Collected data entries
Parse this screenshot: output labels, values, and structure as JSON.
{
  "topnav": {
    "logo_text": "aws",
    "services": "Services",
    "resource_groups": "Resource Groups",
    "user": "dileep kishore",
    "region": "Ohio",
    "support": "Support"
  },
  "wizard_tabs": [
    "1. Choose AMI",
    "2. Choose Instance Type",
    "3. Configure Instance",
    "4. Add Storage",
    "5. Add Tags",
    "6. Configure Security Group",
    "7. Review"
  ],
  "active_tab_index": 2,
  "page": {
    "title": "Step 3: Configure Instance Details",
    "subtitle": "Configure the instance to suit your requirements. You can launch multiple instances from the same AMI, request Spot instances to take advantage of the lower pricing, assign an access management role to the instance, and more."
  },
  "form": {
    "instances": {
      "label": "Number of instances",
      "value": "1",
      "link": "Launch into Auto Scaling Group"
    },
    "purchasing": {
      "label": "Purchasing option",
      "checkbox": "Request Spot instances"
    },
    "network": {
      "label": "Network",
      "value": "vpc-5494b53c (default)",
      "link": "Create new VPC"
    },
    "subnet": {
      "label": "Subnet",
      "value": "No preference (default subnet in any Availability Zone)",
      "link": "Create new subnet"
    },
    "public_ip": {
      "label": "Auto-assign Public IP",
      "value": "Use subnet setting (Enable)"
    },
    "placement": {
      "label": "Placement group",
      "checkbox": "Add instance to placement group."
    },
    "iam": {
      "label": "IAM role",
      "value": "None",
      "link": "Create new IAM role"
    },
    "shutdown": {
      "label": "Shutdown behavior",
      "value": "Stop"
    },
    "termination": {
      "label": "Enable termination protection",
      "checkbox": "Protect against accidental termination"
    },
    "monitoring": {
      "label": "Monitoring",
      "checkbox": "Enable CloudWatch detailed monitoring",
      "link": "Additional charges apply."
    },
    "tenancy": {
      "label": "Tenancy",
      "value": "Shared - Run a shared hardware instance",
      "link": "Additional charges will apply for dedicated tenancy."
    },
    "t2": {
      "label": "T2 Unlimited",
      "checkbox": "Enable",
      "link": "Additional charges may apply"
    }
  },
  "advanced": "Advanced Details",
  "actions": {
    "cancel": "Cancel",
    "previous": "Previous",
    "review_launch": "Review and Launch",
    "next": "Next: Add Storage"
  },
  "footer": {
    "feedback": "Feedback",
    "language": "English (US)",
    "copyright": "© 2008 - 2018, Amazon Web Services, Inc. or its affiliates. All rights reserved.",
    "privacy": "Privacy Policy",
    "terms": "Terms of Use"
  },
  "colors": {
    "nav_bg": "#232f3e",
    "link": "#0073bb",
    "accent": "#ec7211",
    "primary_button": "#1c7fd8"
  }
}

TASK GOAL » Take each line containing the string "Enable" and copy it out.

SOLVED EXERCISE »
      "value": "Use subnet setting (Enable)"
      "label": "Enable termination protection",
      "checkbox": "Enable CloudWatch detailed monitoring",
      "checkbox": "Enable",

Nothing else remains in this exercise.